Directions:
1 > According to the passage on compounding corrections, why does APRIL write the error note before replying? Answer in one to three sentences.
2 > Quote the passage on compounding corrections between "Monday, 20 seconds" and "added to LEARNINGS.md.", inclusive.
3 > Answer these questions from the passage on compounding corrections:
(a) Who is Borges named for?
(b) What severity is assigned to the 404 error in `shared/ERRORS.md`?
(c) On what day and at what time does the weekly harvest read ERRORS.md?

Supplied passage:
++++++
Next week, the same mistake.
This cycle is not a model failure. It's a memory architecture failure. The feedback loop between human judgment and system improvement doesn't close unless you deliberately close it. (And nobody tells you this when you start building with agents. The demos don't show the correction loop. They show the capability.)
Borges is the architecture I built to close that loop. (Named for Jorge Luis Borges — the Argentine author who wrote about infinite libraries, labyrinthine memory systems, and stories where every moment branches into infinite parallel possibilities. The naming is slightly pretentious and I stand by it entirely.)
What "Compounding Corrections" Actually Means
A correction that compounds works like this:

Monday: I correct APRIL's output — the draft cited a source URL that had 404'd.
Monday, 20 seconds later: APRIL writes to `shared/ERRORS.md`: ``` ## 2026-03-31: Source URL 404'd in published draft (APRIL) [DARWIN: blog-exec] - Error: Draft cited arxiv.org/abs/2601.XXXX — URL returned 404 at time of review - Fix/Rule: Validate all external URLs resolve before draft moves to review stage - Severity: medium ```
APRIL writes this *before* replying to me. Not after. Before. (The ordering is the whole thing. If the agent replies first, the session can get compacted — context truncated — and the error note never gets written. DO → WRITE → REPLY is a boot-level rule.)
Monday night: Borges runs nightly consolidation. Cross-agent rule added to LEARNINGS.md.
Sunday 1:30 AM: The weekly harvest reads ERRORS.md. The blog-exec error appears in Section 3 (Rule Violations).
Sunday 2:00 AM: Darwin mutates blog-exec. Sandboxes. Scores. Promotes.
Following Monday: APRIL's blog-exec skill now includes URL validation. The 404 mistake doesn't happen again. Not because I remembered. Because the skill itself changed.
++++++
(Dataset excerpts)
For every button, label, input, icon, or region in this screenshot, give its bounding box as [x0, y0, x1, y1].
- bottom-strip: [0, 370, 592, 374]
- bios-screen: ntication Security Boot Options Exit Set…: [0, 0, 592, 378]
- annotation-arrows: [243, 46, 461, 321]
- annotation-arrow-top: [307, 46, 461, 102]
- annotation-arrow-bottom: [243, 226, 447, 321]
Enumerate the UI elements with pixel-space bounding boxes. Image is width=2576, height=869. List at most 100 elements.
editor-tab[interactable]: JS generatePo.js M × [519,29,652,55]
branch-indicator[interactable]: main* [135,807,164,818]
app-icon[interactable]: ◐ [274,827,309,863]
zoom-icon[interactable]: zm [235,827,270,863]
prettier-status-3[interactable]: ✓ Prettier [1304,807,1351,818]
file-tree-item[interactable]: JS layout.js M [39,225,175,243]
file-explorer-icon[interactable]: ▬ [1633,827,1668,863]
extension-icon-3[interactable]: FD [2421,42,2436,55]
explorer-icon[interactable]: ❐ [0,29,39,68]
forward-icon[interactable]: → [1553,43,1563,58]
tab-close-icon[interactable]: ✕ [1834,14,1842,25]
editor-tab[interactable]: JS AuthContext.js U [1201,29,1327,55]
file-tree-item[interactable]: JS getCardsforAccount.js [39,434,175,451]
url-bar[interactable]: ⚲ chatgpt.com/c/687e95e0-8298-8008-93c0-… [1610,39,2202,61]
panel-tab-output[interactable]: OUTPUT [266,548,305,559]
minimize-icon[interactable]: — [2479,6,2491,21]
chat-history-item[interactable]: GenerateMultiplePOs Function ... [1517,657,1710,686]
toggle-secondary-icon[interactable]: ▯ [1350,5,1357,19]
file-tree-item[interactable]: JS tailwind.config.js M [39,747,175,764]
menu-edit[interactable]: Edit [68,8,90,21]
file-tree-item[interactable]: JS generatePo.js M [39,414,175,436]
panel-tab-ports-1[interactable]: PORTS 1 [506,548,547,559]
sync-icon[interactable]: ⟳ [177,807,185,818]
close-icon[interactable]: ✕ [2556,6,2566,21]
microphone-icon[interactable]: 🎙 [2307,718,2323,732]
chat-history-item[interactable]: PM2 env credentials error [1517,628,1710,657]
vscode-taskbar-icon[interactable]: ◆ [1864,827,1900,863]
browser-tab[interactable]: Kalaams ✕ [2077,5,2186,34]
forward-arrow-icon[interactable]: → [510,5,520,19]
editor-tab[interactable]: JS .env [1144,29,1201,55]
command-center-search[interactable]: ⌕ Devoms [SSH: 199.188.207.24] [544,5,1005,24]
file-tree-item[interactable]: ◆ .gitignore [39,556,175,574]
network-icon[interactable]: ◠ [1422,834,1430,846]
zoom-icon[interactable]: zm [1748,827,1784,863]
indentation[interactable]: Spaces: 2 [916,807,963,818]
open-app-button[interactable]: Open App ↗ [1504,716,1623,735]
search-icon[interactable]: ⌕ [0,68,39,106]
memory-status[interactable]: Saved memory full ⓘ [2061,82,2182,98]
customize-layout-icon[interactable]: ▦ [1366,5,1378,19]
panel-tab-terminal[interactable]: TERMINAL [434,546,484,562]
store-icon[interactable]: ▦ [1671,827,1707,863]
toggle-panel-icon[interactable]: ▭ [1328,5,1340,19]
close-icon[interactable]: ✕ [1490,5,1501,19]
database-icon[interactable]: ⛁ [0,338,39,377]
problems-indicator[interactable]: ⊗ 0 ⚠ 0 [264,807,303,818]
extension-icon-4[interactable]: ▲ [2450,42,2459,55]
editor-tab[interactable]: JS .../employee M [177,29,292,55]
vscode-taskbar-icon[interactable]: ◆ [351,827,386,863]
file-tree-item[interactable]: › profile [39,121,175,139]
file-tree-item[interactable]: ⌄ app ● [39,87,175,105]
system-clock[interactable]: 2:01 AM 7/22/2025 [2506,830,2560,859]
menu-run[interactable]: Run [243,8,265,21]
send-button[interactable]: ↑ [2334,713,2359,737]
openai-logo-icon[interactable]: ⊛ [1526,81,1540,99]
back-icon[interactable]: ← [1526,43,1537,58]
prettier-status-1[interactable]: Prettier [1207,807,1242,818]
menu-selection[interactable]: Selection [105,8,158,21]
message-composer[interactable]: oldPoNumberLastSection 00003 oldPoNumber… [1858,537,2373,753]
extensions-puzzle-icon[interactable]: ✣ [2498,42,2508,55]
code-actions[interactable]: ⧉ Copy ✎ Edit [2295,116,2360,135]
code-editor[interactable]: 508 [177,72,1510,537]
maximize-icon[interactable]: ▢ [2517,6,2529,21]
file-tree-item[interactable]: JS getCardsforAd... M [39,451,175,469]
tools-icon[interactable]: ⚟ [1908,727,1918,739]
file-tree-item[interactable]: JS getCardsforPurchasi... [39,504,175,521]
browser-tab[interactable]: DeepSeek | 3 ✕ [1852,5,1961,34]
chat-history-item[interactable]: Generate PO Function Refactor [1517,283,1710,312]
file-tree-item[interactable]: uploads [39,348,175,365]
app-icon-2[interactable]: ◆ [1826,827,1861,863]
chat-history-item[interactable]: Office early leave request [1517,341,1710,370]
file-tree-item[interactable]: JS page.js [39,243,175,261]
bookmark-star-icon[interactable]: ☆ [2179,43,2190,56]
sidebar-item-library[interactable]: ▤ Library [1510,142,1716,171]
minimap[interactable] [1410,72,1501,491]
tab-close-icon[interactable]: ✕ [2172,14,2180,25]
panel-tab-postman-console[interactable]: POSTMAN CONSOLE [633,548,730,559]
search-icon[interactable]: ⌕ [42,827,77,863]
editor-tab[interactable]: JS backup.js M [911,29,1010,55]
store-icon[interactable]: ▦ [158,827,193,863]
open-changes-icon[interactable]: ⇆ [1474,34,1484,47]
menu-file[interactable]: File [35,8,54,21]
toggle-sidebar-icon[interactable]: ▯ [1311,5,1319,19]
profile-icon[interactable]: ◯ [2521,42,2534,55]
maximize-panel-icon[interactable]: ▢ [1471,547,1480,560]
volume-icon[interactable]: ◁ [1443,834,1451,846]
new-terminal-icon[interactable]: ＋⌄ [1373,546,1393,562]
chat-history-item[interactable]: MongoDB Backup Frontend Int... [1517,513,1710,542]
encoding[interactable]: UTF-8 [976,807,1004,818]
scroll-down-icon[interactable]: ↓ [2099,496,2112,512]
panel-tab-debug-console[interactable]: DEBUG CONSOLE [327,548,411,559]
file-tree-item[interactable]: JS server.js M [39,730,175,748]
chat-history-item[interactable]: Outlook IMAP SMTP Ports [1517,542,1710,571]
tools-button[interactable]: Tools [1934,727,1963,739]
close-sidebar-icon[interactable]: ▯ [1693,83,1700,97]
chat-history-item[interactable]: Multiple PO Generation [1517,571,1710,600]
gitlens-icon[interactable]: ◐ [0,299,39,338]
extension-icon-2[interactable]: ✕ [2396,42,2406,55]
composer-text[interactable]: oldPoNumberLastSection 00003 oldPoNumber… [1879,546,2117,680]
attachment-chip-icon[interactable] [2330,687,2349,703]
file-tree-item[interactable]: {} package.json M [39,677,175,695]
++++++
Answers to the problems:
1 > If the agent replies first, the session can get compacted, meaning its context is truncated, and the error note never gets written. That is why DO → WRITE → REPLY is a boot-level rule.

2 >
Monday, 20 seconds later: APRIL writes to `shared/ERRORS.md`: ``` ## 2026-03-31: Source URL 404'd in published draft (APRIL) [DARWIN: blog-exec] - Error: Draft cited arxiv.org/abs/2601.XXXX — URL returned 404 at time of review - Fix/Rule: Validate all external URLs resolve before draft moves to review stage - Severity: medium ```
APRIL writes this *before* replying to me. Not after. Before. (The ordering is the whole thing. If the agent replies first, the session can get compacted — context truncated — and the error note never gets written. DO → WRITE → REPLY is a boot-level rule.)
Monday night: Borges runs nightly consolidation. Cross-agent rule added to LEARNINGS.md.

3 >
(a) Jorge Luis Borges, the Argentine author.
(b) Medium.
(c) Sunday at 1:30 AM.